Records supplied:
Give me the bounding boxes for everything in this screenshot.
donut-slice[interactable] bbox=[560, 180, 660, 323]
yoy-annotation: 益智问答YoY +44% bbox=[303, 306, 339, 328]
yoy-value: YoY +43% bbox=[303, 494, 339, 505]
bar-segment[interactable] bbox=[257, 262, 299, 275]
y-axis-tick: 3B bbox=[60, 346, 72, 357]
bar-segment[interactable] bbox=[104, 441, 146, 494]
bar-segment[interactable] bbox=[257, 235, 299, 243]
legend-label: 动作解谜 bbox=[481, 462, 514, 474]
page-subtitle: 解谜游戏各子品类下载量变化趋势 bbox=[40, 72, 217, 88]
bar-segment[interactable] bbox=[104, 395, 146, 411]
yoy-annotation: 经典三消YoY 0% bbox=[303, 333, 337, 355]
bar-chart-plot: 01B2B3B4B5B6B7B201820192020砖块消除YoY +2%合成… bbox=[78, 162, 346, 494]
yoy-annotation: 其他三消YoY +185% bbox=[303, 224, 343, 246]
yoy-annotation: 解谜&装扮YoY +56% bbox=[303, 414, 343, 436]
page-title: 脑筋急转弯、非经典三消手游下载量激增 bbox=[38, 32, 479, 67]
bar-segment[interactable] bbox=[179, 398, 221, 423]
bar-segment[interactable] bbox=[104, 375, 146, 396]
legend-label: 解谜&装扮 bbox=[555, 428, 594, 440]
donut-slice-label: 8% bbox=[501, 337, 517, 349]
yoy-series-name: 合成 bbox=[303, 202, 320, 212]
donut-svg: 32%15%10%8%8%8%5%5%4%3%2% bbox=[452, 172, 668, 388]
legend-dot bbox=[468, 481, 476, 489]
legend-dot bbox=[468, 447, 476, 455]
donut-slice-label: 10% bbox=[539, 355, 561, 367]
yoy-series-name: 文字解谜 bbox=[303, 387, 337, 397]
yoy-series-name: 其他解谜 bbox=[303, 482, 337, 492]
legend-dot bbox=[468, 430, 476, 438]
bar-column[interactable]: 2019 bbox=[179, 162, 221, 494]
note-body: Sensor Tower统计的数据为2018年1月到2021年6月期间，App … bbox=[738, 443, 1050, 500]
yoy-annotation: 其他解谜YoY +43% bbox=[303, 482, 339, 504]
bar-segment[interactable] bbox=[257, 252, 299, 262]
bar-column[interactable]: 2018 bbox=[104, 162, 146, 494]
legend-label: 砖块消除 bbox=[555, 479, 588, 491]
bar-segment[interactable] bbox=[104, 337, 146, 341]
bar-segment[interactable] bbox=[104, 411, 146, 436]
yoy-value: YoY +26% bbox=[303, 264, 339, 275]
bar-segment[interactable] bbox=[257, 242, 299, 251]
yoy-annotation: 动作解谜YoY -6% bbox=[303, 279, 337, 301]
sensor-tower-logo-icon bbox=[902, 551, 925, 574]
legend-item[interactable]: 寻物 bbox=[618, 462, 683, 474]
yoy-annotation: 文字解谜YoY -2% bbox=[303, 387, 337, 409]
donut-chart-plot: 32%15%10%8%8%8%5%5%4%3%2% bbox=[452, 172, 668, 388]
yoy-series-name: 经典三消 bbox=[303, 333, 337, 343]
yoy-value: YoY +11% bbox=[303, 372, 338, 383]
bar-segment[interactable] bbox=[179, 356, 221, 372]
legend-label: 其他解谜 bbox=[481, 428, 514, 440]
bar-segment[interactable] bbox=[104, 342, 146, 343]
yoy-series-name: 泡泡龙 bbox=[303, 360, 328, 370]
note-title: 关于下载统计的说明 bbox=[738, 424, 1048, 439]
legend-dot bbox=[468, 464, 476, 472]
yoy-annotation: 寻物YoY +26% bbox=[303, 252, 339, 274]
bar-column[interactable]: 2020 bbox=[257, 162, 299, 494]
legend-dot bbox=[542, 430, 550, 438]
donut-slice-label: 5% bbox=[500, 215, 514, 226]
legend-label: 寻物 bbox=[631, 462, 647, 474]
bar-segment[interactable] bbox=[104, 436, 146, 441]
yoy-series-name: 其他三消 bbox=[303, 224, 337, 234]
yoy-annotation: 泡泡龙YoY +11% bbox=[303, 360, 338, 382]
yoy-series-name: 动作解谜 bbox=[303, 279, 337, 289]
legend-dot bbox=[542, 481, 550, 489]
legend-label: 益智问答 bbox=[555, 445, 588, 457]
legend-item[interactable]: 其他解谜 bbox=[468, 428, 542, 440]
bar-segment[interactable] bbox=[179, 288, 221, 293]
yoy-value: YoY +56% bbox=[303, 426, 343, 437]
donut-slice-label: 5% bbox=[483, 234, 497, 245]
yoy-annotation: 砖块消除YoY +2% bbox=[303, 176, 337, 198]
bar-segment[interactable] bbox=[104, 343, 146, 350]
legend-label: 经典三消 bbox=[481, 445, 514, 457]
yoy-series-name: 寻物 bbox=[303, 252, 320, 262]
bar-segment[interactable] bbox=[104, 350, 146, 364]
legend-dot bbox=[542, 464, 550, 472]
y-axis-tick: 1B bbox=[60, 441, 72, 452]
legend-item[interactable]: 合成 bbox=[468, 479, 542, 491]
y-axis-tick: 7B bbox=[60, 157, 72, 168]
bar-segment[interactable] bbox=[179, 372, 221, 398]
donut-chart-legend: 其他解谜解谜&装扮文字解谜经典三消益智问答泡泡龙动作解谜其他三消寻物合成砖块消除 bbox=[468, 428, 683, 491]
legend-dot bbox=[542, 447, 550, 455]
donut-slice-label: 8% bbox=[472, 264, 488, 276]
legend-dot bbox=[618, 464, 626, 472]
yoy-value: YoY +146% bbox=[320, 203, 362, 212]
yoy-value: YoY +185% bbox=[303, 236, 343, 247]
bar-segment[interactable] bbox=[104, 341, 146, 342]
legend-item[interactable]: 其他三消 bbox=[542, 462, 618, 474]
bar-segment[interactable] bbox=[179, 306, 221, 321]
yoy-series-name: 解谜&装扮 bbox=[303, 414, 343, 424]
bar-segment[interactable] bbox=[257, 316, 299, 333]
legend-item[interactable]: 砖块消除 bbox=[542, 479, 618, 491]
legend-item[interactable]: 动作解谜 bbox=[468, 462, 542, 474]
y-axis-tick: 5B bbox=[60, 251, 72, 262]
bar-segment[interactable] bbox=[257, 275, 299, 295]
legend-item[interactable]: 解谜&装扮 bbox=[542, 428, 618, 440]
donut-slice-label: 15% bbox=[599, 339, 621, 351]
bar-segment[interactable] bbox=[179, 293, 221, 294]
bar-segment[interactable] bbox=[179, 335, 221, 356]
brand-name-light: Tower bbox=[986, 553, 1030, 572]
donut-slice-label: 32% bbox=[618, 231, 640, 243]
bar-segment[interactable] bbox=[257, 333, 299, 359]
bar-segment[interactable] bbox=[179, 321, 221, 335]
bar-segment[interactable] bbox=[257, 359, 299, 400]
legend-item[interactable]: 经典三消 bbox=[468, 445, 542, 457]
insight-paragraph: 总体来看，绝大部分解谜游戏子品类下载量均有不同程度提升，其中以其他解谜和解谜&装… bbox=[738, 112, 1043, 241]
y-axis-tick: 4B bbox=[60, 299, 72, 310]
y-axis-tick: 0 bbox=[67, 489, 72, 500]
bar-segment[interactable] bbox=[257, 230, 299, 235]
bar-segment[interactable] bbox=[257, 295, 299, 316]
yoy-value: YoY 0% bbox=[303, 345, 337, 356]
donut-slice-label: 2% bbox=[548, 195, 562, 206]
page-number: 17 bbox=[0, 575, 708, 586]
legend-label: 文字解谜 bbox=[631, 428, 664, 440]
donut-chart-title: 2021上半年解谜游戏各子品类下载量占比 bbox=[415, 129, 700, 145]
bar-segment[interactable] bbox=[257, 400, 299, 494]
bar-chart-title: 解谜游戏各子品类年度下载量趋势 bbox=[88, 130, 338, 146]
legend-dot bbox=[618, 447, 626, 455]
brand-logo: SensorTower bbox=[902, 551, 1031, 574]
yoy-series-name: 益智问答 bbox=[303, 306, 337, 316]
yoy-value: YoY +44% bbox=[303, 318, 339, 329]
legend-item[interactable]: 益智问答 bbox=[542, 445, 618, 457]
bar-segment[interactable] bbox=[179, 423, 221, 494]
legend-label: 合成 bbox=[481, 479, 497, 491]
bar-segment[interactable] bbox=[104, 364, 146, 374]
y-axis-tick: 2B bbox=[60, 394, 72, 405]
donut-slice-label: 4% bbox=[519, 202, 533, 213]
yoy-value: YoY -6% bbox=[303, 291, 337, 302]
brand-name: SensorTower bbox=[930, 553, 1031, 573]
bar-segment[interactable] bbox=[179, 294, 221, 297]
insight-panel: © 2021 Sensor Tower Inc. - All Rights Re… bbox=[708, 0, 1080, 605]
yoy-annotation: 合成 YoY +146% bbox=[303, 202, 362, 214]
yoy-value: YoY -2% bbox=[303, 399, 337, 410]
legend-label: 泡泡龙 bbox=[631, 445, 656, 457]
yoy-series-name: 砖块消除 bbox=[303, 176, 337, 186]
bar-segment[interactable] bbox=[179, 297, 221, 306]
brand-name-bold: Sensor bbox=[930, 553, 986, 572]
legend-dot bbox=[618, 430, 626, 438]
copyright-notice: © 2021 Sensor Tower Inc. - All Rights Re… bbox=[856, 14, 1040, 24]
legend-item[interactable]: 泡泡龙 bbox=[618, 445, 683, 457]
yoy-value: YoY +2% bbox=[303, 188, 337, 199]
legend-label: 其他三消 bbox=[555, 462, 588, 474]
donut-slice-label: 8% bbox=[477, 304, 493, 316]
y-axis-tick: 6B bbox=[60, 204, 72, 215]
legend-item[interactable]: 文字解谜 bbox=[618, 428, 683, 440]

What the task requires: Copy every line of the items exactly, from the first one down through the line containing "yoy-series-name: 合成 bbox=[303, 202, 320, 212]".

Written solution:
Give me the bounding boxes for everything in this screenshot.
donut-slice[interactable] bbox=[560, 180, 660, 323]
yoy-annotation: 益智问答YoY +44% bbox=[303, 306, 339, 328]
yoy-value: YoY +43% bbox=[303, 494, 339, 505]
bar-segment[interactable] bbox=[257, 262, 299, 275]
y-axis-tick: 3B bbox=[60, 346, 72, 357]
bar-segment[interactable] bbox=[104, 441, 146, 494]
bar-segment[interactable] bbox=[257, 235, 299, 243]
legend-label: 动作解谜 bbox=[481, 462, 514, 474]
page-subtitle: 解谜游戏各子品类下载量变化趋势 bbox=[40, 72, 217, 88]
bar-segment[interactable] bbox=[104, 395, 146, 411]
yoy-annotation: 经典三消YoY 0% bbox=[303, 333, 337, 355]
bar-chart-plot: 01B2B3B4B5B6B7B201820192020砖块消除YoY +2%合成… bbox=[78, 162, 346, 494]
yoy-annotation: 其他三消YoY +185% bbox=[303, 224, 343, 246]
yoy-annotation: 解谜&装扮YoY +56% bbox=[303, 414, 343, 436]
page-title: 脑筋急转弯、非经典三消手游下载量激增 bbox=[38, 32, 479, 67]
bar-segment[interactable] bbox=[179, 398, 221, 423]
bar-segment[interactable] bbox=[104, 375, 146, 396]
legend-label: 解谜&装扮 bbox=[555, 428, 594, 440]
donut-slice-label: 8% bbox=[501, 337, 517, 349]
yoy-series-name: 合成 bbox=[303, 202, 320, 212]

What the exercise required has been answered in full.